Request – Copy each line of the records that contains the word "電子上游".

Excerpted data –
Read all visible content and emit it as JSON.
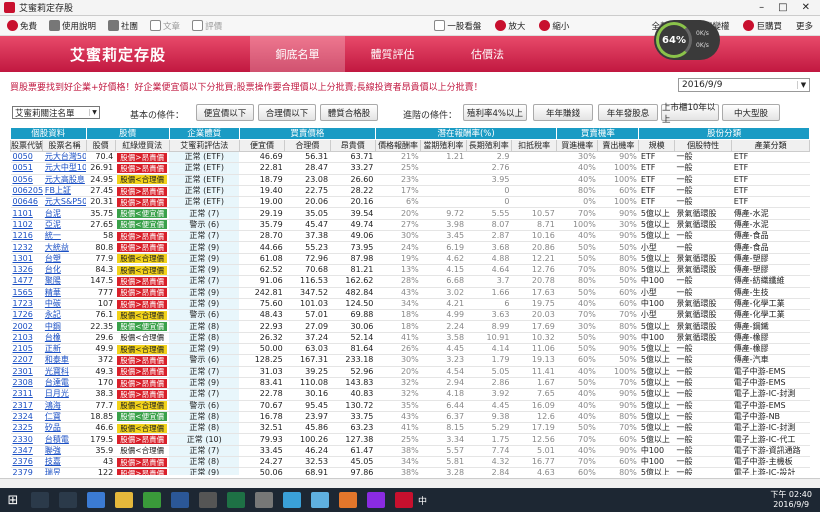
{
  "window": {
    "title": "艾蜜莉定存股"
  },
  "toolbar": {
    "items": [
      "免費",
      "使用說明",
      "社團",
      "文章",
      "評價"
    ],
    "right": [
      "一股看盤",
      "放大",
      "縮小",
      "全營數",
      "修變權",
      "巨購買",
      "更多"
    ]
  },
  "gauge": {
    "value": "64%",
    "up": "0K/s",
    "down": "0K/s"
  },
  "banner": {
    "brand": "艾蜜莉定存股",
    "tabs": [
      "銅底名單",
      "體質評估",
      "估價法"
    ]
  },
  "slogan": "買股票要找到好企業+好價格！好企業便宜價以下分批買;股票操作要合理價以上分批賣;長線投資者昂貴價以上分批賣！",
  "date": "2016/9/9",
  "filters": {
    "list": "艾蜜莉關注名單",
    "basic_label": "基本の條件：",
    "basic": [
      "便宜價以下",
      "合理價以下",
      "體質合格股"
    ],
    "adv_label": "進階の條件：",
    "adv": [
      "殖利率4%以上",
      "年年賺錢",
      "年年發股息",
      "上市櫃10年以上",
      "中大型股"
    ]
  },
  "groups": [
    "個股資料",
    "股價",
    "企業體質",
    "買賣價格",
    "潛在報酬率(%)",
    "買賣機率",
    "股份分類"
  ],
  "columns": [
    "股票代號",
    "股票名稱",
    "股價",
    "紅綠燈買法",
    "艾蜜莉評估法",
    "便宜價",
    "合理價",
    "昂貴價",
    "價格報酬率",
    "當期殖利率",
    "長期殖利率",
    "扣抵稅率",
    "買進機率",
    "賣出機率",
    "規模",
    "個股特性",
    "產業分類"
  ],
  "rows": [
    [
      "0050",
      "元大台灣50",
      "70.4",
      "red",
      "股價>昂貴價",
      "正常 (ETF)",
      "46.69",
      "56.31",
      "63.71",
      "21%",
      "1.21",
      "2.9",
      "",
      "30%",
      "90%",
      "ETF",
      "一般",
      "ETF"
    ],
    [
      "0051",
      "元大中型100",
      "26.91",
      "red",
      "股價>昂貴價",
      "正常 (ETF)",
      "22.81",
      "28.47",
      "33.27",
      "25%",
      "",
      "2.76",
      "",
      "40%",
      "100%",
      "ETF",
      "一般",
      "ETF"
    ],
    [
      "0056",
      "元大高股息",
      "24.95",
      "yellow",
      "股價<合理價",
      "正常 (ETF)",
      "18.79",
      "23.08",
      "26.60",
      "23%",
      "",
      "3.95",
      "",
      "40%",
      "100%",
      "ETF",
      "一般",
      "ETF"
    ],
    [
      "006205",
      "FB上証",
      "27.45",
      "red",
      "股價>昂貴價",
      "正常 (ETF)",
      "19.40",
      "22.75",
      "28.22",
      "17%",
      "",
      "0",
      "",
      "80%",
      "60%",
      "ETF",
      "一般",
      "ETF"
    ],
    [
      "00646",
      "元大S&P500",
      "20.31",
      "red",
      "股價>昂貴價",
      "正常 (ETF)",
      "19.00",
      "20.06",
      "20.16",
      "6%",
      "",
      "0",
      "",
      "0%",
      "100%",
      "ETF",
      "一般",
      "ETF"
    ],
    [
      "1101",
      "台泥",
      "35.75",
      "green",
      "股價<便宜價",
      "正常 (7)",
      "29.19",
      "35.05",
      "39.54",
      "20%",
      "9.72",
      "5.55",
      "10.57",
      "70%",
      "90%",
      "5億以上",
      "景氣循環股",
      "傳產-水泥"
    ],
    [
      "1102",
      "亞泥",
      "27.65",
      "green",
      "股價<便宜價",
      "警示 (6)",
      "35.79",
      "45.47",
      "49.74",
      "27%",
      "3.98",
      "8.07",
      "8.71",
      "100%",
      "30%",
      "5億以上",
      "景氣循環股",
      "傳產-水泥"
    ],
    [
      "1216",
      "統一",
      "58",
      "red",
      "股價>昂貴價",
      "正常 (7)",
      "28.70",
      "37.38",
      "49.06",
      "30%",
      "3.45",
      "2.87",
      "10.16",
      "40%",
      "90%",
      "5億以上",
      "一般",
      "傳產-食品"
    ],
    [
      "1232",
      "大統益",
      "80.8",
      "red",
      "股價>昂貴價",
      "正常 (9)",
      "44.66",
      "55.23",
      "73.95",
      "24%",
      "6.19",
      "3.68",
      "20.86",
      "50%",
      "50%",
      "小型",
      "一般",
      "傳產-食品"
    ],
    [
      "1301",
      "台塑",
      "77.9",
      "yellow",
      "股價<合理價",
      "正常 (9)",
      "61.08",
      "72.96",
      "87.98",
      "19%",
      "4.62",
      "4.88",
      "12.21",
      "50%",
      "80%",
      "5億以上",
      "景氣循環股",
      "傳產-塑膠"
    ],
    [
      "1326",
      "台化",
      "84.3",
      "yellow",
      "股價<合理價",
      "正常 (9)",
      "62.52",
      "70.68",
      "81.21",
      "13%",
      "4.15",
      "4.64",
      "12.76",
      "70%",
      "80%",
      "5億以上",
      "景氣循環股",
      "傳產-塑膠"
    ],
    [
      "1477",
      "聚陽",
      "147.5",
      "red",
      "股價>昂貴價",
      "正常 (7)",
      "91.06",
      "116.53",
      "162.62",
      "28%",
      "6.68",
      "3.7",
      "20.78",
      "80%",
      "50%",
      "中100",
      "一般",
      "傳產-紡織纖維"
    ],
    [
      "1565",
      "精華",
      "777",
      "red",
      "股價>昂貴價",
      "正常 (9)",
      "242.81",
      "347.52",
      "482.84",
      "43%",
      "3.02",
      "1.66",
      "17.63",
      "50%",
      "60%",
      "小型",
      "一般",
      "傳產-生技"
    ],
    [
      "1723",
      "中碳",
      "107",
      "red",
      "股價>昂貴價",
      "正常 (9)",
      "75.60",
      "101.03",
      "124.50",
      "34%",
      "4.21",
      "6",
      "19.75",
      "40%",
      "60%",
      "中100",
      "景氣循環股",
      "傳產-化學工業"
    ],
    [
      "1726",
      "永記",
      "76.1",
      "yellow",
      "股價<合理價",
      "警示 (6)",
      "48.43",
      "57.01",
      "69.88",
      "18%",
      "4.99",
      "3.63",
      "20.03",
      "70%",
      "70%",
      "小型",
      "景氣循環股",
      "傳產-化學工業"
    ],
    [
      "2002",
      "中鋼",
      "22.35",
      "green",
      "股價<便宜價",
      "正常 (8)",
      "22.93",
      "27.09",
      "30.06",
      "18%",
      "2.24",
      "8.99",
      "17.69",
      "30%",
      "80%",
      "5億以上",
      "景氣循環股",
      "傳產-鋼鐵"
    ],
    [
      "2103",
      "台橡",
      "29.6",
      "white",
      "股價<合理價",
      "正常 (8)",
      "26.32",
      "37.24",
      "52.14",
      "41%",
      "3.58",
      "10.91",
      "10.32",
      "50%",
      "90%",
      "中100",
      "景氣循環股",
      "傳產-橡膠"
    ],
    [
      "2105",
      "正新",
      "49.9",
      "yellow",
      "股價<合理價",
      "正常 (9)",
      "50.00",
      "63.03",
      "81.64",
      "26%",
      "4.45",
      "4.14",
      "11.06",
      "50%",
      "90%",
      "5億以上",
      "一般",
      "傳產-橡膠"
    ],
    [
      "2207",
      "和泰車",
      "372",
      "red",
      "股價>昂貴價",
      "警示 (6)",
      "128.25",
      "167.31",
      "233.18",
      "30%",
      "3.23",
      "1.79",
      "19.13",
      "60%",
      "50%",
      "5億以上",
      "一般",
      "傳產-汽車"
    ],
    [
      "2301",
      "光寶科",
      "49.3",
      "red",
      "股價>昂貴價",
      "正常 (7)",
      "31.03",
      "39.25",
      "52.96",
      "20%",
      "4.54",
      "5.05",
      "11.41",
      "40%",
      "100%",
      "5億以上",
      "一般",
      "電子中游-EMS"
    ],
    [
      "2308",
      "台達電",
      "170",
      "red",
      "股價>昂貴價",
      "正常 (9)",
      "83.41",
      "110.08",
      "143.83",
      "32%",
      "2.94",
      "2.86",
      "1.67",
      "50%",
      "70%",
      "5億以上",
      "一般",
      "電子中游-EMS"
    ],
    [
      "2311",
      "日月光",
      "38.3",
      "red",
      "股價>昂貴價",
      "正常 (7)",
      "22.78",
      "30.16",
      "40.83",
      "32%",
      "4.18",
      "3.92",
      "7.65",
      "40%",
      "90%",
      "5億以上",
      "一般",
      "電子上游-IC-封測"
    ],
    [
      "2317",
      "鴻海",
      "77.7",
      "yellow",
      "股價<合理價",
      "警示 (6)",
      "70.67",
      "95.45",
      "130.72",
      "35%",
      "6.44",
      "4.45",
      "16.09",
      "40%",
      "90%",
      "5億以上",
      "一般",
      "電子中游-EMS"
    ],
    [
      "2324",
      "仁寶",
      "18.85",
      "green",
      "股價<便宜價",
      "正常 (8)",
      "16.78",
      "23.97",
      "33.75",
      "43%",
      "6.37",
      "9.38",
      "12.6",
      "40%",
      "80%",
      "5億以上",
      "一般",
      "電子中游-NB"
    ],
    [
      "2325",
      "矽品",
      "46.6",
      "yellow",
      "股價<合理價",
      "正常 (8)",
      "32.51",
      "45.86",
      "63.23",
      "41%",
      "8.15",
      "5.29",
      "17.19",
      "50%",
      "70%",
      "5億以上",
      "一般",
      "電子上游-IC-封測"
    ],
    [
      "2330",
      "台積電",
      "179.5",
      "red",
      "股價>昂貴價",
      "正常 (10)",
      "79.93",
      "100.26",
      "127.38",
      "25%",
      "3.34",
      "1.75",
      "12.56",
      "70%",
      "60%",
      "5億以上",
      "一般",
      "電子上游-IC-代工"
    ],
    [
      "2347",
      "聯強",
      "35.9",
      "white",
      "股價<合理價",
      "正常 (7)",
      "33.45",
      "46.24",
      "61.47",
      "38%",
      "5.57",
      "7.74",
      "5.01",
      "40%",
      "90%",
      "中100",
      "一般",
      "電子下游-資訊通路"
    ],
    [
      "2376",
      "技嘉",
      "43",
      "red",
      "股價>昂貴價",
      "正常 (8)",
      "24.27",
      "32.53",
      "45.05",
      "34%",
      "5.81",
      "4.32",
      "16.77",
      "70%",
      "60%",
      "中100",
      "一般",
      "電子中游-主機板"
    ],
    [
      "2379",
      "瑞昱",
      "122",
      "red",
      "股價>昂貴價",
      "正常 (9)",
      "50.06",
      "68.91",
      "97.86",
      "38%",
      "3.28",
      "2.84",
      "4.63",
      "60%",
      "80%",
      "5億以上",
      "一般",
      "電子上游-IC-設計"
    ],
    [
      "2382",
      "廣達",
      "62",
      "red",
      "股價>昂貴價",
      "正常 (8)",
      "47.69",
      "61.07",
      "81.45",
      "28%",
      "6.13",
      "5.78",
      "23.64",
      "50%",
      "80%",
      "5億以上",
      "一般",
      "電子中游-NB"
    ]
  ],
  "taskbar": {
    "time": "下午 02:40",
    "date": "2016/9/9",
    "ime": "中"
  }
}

Exercise output –
      "電子上游-IC-封測"
      "電子上游-IC-封測"
      "電子上游-IC-代工"
      "電子上游-IC-設計"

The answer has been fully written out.